### [PROBLEM TO WORK ON]
Find every line in the records below that holds the word "image", and copy it out.

═════ INPUT DATA

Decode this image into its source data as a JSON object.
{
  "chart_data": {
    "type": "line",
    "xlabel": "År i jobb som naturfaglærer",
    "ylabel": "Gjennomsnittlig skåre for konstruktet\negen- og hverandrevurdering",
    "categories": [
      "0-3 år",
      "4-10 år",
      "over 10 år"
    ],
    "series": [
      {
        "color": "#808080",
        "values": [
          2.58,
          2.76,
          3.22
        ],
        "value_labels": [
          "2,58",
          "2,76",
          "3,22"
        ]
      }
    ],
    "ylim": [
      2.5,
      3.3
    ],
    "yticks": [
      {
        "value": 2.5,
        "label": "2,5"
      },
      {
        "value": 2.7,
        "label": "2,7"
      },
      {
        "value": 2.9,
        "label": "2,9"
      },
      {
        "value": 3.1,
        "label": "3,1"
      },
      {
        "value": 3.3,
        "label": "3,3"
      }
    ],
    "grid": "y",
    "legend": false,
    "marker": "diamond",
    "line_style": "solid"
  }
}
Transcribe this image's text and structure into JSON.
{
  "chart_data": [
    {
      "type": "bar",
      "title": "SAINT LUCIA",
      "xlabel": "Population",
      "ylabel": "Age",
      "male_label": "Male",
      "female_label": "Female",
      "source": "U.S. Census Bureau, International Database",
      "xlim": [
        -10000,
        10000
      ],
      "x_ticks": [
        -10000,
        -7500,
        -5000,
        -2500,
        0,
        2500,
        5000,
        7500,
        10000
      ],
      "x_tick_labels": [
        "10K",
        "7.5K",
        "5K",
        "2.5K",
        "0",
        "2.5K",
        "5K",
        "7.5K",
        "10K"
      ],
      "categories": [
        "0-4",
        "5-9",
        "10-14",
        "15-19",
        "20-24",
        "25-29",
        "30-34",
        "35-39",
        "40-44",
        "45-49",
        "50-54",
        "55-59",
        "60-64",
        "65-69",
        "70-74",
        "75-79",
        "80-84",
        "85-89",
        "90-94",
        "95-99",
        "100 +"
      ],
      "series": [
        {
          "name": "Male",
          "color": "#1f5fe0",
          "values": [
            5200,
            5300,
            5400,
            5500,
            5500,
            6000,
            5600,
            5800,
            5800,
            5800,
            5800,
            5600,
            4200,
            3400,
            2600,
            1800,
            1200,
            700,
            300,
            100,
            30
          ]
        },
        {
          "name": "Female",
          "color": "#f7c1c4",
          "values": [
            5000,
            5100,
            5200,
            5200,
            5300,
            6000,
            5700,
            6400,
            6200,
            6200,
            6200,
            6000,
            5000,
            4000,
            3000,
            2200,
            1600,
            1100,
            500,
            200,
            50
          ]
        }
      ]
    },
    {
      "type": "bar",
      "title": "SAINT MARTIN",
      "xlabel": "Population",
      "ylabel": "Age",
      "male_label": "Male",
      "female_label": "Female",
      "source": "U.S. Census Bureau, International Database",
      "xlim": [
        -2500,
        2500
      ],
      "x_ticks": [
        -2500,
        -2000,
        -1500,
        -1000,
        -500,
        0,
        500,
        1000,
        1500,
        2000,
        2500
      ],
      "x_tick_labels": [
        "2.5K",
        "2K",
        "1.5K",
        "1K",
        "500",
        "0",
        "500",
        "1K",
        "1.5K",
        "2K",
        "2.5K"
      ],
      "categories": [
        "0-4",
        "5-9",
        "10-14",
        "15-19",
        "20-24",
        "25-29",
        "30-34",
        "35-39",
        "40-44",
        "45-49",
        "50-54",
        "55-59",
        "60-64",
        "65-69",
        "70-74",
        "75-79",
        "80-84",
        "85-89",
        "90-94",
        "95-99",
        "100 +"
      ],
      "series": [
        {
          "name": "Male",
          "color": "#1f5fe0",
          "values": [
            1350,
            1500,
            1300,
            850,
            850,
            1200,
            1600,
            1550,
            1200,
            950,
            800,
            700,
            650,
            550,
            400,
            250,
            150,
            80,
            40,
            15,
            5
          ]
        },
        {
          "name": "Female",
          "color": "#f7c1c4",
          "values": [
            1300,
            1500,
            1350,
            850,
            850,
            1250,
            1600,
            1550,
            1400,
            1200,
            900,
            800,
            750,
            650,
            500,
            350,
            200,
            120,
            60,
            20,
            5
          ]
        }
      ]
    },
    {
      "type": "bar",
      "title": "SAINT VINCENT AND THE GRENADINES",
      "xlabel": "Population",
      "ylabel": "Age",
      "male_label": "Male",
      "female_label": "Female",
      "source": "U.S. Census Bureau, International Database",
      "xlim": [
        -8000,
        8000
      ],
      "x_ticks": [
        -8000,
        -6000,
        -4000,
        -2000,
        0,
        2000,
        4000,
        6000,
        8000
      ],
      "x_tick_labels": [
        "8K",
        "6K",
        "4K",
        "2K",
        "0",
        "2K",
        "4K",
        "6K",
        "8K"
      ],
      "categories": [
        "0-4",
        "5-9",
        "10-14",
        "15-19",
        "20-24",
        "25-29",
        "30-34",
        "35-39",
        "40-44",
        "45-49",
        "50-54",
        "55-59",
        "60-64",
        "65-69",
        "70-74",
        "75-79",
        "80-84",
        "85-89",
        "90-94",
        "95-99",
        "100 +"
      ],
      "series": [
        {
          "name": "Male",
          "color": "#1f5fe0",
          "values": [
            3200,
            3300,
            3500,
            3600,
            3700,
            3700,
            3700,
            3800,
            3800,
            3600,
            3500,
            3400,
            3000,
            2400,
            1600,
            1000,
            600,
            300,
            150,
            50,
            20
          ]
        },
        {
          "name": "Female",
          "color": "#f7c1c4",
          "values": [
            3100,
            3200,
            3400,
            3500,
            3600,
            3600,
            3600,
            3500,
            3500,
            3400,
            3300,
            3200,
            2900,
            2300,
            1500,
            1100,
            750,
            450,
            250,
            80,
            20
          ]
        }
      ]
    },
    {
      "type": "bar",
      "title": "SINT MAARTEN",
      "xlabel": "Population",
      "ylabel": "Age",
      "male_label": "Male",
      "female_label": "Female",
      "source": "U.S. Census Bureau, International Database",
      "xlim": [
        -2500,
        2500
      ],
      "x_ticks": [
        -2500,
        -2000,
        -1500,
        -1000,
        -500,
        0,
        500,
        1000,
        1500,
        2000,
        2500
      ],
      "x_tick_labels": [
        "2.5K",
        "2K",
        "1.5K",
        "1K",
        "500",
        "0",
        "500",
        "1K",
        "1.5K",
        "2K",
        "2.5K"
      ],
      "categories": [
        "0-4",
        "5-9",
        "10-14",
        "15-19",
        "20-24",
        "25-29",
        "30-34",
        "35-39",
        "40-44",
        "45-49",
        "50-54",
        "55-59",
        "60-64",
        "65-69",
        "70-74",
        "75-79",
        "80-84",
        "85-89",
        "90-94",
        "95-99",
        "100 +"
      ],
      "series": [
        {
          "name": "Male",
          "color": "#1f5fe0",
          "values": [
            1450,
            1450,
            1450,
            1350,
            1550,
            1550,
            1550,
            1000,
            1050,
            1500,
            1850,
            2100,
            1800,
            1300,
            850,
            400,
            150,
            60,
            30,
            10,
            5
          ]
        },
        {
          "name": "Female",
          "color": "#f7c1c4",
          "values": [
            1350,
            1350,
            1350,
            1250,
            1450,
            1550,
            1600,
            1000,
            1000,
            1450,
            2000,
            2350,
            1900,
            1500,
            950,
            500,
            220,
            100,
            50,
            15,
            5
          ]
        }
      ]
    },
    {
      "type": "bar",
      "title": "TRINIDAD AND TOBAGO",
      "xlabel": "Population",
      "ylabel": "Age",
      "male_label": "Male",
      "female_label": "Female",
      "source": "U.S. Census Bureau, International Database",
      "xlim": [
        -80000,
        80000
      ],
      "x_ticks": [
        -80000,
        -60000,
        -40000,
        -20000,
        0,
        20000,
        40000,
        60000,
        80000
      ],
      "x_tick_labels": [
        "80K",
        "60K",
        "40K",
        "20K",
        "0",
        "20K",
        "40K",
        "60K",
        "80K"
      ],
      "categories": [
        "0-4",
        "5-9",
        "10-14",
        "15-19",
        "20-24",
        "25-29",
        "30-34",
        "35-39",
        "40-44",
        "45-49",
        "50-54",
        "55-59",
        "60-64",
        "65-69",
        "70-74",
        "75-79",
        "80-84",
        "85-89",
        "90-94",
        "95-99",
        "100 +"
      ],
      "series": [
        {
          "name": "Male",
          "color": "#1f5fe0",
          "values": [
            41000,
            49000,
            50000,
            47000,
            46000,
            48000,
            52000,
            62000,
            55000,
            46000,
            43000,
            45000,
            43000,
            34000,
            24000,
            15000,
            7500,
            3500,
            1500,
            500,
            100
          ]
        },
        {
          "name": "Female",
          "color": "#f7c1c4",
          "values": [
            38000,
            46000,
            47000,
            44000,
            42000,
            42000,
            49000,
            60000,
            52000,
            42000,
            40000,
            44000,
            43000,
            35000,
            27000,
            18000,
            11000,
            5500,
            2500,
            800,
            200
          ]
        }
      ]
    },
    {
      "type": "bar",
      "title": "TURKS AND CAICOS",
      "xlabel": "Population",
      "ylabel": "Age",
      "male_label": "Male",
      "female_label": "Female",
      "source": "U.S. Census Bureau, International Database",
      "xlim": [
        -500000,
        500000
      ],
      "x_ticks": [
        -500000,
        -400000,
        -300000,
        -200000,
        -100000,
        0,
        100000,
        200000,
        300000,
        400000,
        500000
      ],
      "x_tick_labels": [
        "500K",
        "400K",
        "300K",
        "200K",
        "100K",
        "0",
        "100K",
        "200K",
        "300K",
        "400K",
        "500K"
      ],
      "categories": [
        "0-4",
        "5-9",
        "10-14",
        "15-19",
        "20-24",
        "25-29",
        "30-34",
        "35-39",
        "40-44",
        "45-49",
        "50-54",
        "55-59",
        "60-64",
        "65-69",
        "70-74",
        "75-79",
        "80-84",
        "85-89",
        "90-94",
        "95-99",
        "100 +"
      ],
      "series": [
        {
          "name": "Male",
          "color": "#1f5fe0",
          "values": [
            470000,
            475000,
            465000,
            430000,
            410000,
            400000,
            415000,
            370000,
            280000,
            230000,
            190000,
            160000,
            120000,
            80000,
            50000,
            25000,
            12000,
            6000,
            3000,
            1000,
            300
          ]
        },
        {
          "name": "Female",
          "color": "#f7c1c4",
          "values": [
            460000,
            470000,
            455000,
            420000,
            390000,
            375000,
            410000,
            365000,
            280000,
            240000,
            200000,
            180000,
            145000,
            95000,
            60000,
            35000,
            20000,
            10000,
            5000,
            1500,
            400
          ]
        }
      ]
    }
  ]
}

══════════

### [EXERCISE SOLUTION]
Decode this image into its source data as a JSON object.
Transcribe this image's text and structure into JSON.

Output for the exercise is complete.